**Task description:** Keep only the lines of the data below that contain "username", and copy them.

**Extracted material:**

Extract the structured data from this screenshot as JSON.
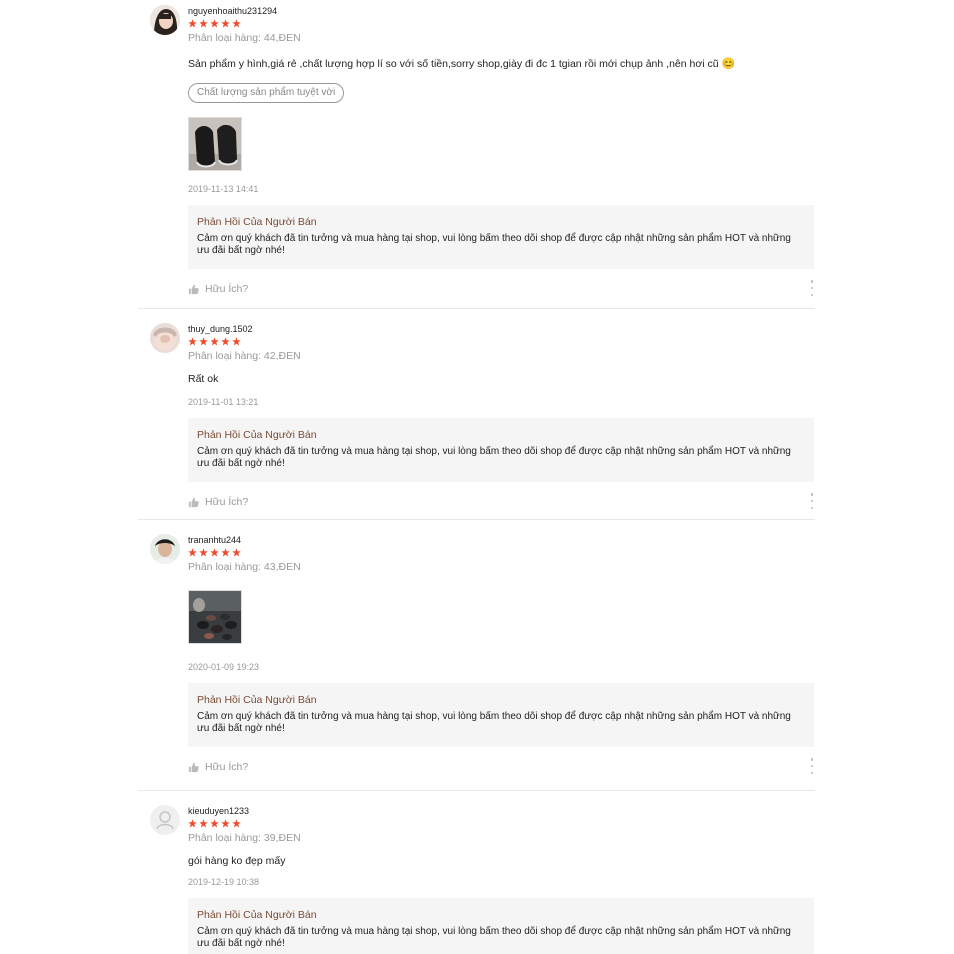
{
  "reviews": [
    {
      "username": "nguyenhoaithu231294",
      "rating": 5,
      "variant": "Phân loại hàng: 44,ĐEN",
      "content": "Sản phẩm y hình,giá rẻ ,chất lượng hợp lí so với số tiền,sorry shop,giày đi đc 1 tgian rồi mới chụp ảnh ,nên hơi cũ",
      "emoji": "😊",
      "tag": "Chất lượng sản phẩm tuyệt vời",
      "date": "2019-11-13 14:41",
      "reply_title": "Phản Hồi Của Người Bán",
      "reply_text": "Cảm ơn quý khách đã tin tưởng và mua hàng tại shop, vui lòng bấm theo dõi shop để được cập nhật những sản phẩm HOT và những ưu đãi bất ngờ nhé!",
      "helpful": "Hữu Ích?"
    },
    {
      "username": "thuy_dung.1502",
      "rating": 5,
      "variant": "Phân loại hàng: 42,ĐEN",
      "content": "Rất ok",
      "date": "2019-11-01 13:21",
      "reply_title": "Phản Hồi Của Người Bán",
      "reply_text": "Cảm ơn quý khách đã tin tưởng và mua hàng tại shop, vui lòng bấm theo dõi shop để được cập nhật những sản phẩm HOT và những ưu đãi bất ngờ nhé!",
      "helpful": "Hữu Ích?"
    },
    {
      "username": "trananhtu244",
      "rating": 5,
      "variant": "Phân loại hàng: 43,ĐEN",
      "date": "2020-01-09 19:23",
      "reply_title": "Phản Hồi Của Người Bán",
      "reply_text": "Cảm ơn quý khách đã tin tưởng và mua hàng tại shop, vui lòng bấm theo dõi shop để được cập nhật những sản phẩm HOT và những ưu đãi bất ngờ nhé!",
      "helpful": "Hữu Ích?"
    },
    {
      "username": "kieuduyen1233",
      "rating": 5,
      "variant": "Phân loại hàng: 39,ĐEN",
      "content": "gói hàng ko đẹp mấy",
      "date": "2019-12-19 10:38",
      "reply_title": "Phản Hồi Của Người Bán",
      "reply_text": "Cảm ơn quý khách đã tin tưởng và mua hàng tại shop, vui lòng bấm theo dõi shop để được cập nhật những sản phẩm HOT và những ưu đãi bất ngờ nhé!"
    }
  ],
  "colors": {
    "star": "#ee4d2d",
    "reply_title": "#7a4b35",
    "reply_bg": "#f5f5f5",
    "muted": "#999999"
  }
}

...

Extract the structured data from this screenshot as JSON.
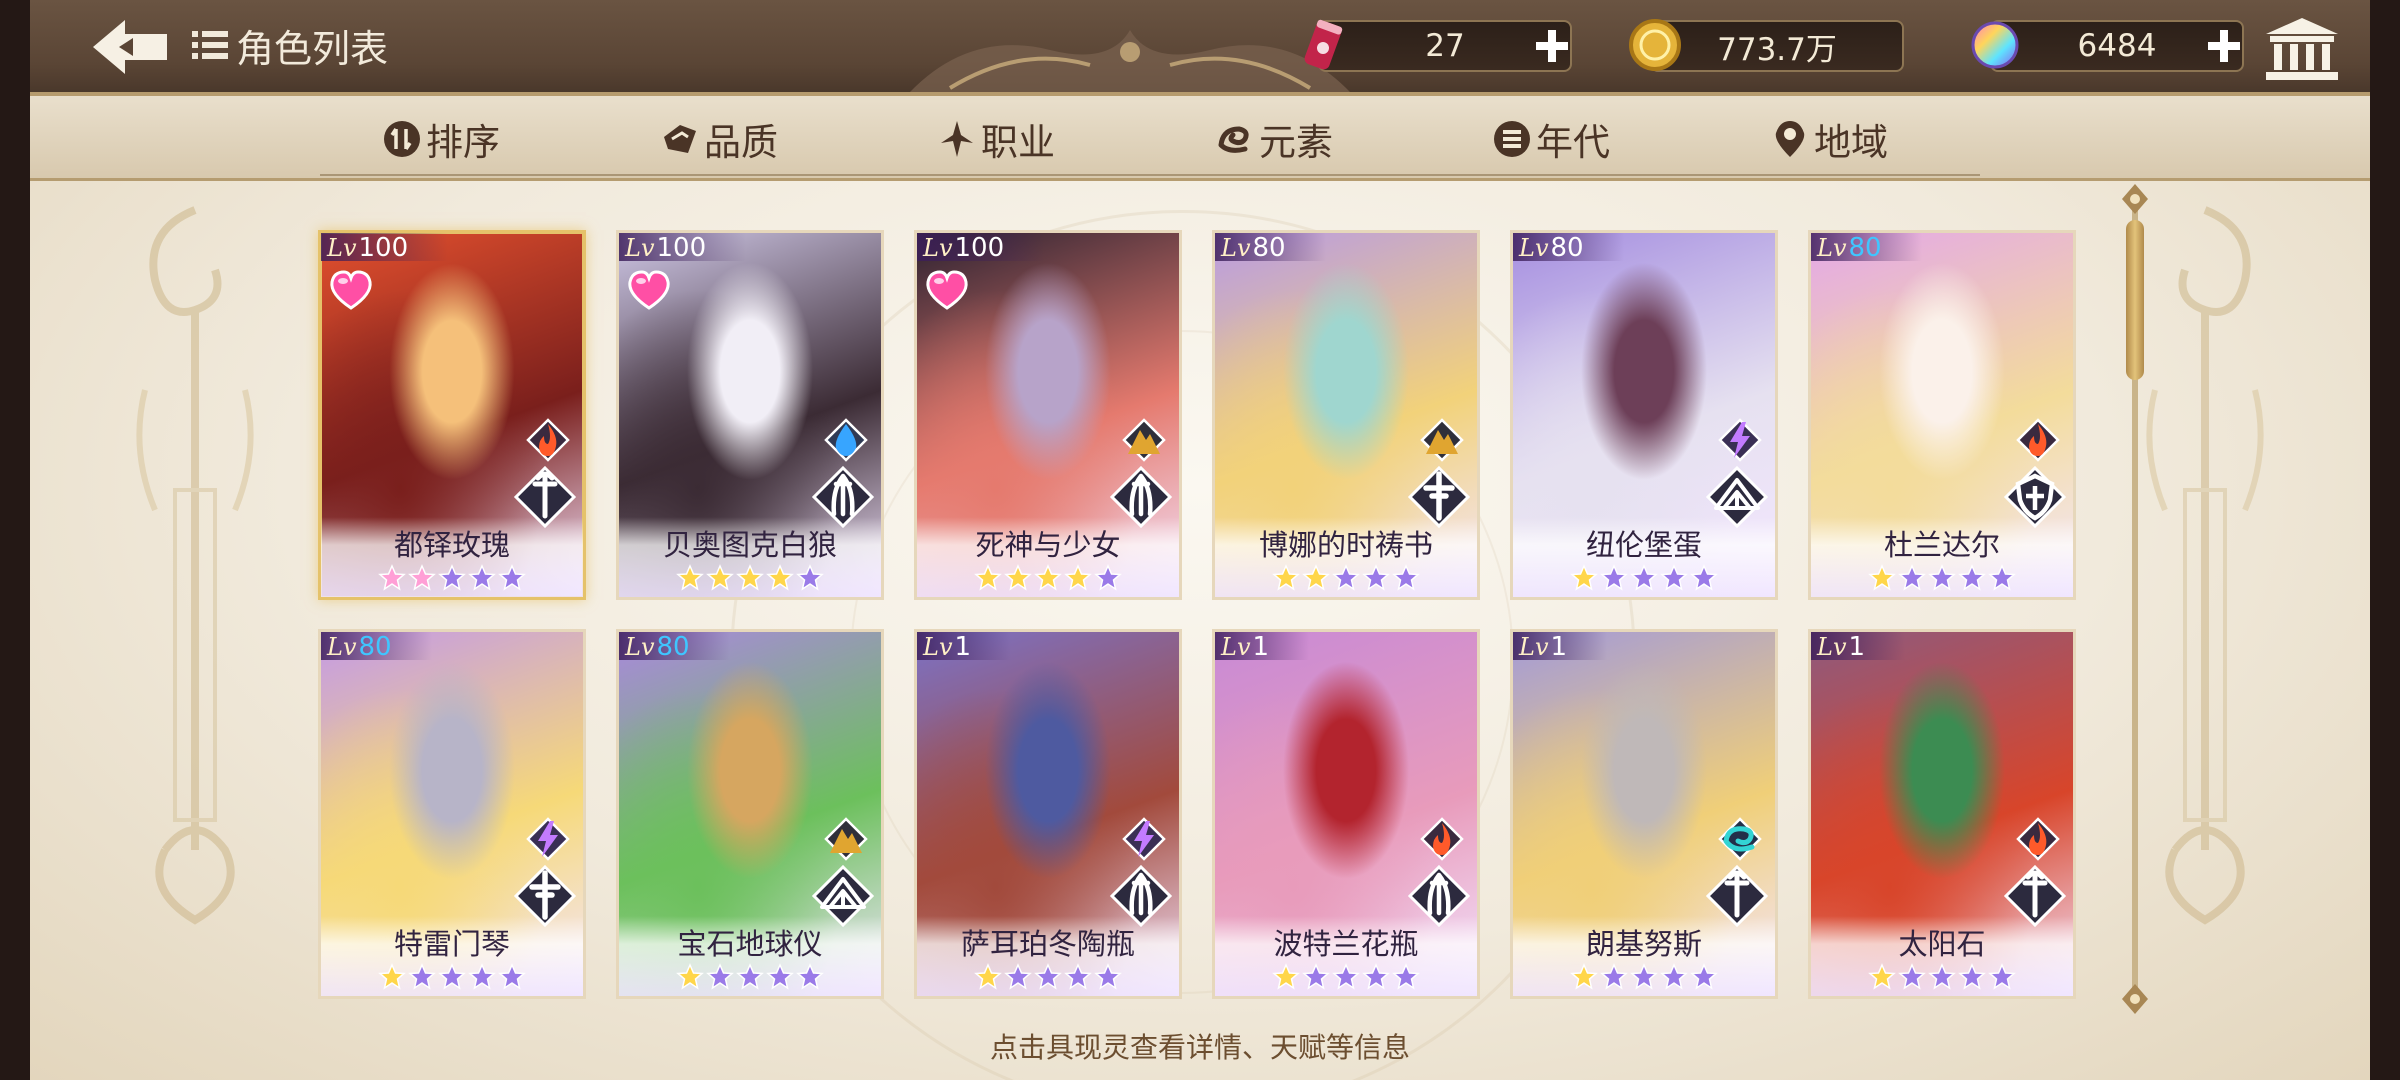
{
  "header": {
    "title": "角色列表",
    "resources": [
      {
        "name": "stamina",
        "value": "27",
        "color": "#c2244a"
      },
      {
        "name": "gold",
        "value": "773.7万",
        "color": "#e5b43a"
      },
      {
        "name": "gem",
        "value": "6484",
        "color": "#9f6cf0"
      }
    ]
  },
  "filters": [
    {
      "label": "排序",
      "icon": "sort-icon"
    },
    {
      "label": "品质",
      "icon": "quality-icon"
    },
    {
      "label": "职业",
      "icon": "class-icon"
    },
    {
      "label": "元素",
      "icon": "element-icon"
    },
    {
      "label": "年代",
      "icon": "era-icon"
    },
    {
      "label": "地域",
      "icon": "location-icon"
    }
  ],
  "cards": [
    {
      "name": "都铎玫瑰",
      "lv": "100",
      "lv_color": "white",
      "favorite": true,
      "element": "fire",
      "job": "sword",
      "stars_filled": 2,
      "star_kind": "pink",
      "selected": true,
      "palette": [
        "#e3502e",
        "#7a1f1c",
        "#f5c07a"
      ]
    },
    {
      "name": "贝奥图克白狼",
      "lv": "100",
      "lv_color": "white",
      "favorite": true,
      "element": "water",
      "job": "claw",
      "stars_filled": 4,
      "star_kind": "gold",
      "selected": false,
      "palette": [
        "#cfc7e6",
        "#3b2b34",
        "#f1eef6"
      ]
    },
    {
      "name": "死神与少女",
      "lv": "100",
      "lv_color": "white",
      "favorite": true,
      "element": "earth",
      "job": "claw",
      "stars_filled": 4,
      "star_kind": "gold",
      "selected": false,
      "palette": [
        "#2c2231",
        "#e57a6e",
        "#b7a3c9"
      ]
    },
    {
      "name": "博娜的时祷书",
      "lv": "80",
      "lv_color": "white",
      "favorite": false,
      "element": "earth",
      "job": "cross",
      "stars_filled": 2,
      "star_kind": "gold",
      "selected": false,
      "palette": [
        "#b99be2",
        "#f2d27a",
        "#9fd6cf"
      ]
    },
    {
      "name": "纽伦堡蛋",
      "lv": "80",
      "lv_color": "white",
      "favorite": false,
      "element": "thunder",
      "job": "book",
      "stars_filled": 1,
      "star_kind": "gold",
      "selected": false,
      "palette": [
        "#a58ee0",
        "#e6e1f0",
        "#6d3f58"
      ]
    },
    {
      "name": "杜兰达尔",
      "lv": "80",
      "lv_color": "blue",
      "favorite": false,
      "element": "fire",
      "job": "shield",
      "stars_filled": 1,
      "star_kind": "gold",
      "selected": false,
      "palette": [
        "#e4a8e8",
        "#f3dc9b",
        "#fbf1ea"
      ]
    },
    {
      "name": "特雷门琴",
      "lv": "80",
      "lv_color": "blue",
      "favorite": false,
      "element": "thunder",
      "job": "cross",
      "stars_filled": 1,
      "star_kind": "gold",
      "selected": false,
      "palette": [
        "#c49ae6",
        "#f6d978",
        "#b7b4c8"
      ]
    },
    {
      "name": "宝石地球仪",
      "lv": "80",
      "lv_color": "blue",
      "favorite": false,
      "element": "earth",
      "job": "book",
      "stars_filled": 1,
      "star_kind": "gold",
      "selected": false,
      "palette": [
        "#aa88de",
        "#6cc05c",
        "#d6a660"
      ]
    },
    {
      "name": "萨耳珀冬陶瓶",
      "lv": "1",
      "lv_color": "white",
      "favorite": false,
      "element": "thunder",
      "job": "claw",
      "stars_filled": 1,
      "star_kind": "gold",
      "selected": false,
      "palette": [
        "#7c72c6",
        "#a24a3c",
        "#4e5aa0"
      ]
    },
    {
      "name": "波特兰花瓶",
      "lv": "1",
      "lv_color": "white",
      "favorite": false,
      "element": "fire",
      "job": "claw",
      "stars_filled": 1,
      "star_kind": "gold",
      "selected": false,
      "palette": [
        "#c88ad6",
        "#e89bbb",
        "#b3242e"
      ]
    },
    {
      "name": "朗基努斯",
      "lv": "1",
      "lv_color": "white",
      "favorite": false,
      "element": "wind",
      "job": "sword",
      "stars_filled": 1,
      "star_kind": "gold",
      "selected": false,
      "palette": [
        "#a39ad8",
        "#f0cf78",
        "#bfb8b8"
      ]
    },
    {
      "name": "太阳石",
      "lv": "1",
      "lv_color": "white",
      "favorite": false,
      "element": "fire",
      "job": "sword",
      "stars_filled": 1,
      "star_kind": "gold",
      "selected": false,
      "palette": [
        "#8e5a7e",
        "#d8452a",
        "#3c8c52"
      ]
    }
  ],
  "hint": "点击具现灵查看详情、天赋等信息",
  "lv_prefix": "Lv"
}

**Solved exercise:**
      "username": "nguyenhoaithu231294",
      "username": "thuy_dung.1502",
      "username": "trananhtu244",
      "username": "kieuduyen1233",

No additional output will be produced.